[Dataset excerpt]
▶

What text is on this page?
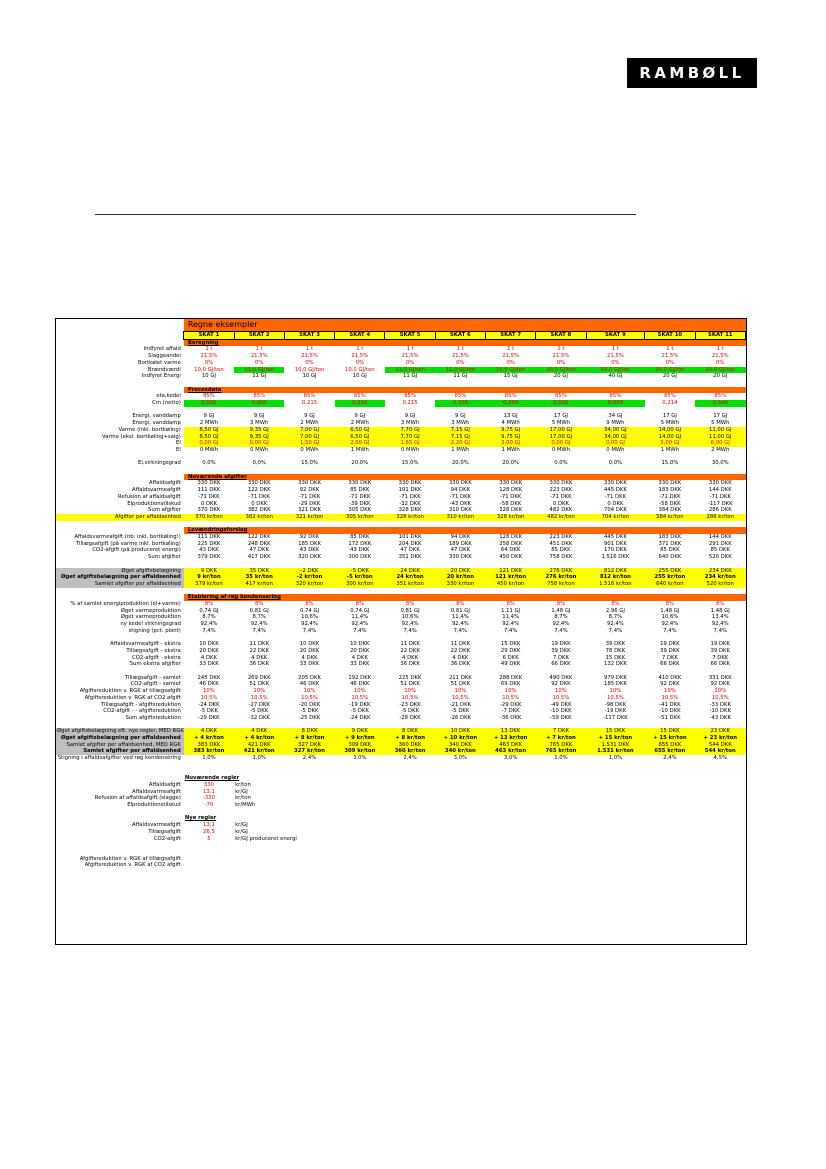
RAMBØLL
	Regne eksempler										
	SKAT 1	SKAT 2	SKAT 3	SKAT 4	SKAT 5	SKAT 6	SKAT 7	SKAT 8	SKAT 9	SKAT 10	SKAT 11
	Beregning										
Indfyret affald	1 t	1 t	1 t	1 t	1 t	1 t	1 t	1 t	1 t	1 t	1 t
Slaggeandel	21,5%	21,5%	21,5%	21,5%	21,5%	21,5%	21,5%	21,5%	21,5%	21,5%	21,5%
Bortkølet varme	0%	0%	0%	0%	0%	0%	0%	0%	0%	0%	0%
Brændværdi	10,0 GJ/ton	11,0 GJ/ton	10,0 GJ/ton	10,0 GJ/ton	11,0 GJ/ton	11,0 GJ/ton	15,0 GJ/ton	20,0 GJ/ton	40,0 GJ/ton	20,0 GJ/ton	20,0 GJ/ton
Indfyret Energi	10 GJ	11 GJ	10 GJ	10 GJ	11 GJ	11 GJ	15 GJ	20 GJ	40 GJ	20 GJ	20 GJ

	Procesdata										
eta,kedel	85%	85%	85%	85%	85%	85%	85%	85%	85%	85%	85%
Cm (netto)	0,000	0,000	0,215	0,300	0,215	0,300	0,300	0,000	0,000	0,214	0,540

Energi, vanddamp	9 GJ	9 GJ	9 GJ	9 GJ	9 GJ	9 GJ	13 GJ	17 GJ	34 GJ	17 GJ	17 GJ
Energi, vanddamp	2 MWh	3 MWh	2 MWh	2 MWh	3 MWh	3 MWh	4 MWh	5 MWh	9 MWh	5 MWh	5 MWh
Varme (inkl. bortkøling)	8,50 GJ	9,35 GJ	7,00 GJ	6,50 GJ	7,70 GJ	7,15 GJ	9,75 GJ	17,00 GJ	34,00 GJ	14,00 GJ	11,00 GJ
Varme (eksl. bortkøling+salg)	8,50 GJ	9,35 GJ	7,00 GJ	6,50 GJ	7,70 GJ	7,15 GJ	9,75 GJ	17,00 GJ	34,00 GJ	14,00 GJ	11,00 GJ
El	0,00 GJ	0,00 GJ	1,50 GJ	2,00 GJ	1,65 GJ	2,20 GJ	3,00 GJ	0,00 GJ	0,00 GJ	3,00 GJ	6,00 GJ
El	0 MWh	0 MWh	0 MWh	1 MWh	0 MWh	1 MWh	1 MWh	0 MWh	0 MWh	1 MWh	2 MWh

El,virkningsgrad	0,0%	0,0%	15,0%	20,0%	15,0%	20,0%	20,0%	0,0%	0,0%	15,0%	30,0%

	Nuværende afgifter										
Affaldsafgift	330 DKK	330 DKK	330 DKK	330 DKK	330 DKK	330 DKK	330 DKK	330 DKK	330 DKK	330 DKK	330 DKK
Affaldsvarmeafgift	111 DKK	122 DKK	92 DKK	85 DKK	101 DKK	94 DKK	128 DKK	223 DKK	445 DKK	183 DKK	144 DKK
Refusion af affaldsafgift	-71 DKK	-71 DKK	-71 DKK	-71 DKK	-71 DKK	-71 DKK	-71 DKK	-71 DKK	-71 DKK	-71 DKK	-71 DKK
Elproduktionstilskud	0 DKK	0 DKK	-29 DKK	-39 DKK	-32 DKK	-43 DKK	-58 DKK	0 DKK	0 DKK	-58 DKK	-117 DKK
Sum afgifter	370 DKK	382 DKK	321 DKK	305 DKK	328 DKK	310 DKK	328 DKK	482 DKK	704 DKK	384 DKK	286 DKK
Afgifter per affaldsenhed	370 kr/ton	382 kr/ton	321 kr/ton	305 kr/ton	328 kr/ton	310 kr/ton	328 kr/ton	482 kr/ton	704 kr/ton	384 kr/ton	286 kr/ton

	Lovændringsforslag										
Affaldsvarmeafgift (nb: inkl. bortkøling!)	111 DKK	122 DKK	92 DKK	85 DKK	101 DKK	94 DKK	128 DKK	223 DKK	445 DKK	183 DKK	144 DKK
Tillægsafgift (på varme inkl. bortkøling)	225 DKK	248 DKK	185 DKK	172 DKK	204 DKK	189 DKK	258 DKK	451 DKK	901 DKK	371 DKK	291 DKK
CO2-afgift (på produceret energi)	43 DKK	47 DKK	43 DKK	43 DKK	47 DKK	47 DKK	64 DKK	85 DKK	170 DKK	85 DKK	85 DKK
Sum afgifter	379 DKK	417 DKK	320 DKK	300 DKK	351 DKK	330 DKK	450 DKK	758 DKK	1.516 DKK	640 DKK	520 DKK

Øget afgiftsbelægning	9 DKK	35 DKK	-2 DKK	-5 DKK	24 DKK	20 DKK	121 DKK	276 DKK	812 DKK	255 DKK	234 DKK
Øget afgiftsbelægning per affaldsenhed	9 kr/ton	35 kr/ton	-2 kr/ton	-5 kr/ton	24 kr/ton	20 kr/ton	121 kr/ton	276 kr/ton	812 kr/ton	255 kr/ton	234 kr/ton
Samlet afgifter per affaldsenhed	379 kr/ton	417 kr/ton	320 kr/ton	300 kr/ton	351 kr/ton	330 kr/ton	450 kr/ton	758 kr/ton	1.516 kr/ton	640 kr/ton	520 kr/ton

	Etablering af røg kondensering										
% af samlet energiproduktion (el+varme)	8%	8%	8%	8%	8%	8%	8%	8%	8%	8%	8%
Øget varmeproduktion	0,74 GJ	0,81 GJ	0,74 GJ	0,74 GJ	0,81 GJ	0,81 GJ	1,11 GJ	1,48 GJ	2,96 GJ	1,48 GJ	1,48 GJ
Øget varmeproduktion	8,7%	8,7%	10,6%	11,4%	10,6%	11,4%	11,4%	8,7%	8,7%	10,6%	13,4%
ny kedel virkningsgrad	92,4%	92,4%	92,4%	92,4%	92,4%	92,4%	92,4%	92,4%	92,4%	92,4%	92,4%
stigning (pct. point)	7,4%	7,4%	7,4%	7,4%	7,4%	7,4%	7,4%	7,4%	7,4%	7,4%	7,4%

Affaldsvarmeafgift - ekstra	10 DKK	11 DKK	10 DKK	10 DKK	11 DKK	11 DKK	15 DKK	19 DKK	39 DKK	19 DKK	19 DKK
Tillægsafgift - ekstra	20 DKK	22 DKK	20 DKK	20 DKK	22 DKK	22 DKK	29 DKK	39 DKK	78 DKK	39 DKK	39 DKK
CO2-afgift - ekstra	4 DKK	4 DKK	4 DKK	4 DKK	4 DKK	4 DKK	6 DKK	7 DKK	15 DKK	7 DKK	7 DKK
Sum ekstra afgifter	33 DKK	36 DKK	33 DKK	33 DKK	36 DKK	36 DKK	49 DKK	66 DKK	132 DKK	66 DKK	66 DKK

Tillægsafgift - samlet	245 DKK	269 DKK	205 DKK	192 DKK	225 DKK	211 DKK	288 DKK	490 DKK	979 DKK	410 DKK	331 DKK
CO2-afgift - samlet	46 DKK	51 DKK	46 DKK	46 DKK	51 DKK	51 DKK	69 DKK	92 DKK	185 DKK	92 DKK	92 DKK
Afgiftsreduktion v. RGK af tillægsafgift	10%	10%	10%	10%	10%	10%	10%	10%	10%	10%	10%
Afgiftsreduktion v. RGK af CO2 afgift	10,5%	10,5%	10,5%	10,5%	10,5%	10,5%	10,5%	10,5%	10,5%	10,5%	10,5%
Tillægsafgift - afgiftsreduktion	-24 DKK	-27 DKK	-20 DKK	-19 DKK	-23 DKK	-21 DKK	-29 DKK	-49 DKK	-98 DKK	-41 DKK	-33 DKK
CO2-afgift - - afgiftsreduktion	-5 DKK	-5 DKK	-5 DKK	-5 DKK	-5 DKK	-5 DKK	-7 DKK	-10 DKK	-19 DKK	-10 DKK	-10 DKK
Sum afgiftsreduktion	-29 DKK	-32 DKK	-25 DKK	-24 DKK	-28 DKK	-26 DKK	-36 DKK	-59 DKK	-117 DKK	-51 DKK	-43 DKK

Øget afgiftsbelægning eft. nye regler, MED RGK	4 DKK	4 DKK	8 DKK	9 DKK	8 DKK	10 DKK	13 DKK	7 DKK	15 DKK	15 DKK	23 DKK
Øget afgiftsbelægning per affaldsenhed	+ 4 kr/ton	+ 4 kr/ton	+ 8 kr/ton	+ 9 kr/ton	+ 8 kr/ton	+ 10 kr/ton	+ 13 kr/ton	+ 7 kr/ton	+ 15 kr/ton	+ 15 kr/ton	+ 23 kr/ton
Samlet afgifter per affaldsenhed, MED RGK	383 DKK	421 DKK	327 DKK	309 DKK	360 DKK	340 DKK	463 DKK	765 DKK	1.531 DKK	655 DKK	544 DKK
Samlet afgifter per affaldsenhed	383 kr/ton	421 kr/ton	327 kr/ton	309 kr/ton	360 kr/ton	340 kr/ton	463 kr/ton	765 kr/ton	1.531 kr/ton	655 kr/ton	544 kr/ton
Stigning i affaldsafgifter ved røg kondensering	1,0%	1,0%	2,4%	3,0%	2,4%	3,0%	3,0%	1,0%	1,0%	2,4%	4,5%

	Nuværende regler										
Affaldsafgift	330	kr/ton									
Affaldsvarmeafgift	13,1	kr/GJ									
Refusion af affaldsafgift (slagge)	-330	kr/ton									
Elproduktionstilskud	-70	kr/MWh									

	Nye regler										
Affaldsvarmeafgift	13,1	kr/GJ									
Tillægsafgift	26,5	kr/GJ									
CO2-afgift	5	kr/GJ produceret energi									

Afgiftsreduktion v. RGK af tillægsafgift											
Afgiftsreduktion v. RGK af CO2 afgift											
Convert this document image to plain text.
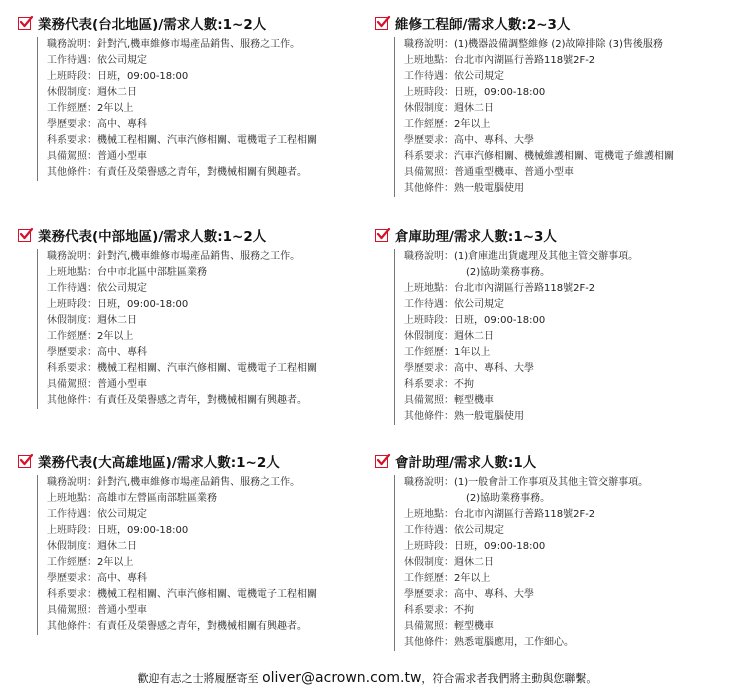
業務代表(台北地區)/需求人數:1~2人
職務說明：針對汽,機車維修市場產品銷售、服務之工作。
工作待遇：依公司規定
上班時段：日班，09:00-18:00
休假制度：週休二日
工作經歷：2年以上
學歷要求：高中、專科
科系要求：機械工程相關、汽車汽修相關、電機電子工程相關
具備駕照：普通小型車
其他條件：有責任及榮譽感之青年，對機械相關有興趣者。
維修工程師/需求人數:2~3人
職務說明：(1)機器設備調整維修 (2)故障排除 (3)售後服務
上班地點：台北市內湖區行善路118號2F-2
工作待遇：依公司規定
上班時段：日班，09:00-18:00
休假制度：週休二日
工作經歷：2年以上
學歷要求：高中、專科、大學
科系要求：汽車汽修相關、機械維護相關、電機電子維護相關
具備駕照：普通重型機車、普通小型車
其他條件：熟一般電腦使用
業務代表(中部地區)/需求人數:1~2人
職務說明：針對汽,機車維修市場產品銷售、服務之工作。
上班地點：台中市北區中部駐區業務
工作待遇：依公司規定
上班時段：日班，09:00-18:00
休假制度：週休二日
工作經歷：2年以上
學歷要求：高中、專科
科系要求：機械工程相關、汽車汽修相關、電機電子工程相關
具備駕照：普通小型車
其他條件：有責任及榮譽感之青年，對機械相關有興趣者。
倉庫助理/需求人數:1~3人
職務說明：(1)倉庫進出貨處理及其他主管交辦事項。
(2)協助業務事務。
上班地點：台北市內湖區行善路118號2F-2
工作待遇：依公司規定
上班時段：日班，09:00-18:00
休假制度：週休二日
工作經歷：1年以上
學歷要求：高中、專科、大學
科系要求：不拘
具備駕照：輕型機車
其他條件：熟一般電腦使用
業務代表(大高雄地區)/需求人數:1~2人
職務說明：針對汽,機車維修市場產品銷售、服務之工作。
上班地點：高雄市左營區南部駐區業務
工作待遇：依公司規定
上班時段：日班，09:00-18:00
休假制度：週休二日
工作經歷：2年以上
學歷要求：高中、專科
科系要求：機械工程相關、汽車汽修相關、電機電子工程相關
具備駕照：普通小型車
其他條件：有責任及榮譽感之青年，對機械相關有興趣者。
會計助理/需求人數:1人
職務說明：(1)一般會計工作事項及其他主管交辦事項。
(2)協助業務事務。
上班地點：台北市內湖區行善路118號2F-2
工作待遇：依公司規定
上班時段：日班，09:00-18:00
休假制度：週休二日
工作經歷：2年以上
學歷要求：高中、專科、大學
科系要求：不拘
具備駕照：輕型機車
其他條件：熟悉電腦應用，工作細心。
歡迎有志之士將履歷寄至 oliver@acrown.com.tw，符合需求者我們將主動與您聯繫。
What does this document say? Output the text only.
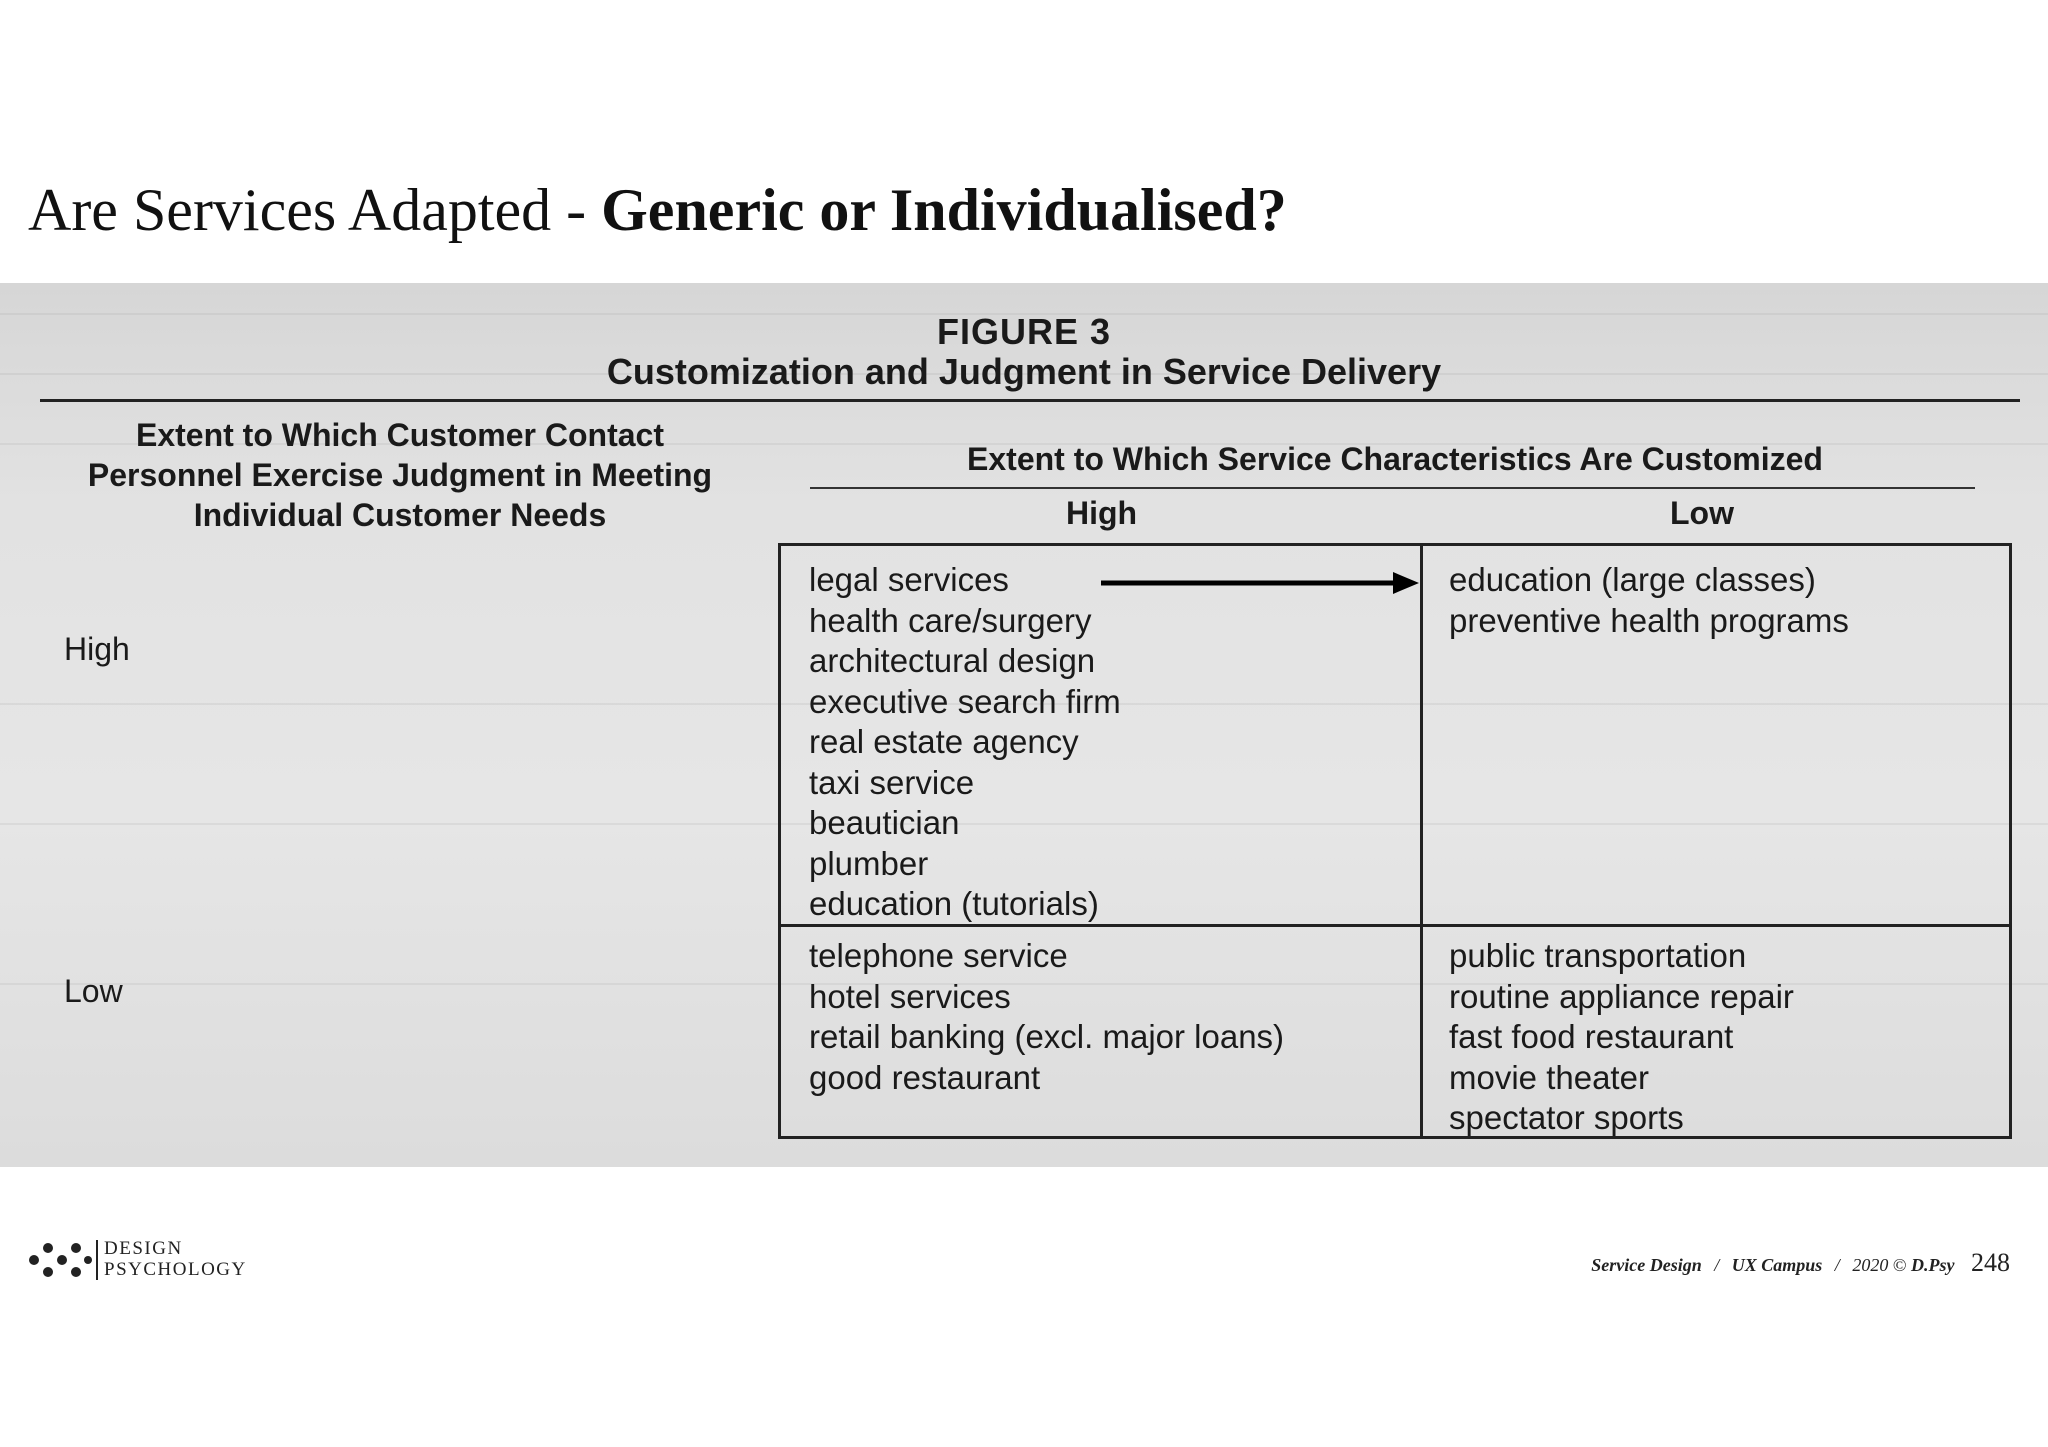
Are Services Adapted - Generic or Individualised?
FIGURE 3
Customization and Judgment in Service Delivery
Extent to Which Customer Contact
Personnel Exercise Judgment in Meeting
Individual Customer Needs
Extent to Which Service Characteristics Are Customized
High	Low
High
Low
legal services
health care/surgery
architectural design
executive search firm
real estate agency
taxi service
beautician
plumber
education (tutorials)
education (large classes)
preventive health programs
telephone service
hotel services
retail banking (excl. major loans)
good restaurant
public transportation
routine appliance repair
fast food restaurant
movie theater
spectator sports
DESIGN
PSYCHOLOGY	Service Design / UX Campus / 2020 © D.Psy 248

◀

[Problem to solve]
Reply with one number only, the count of lines above that hold the string "education".

[Solution to this task]
2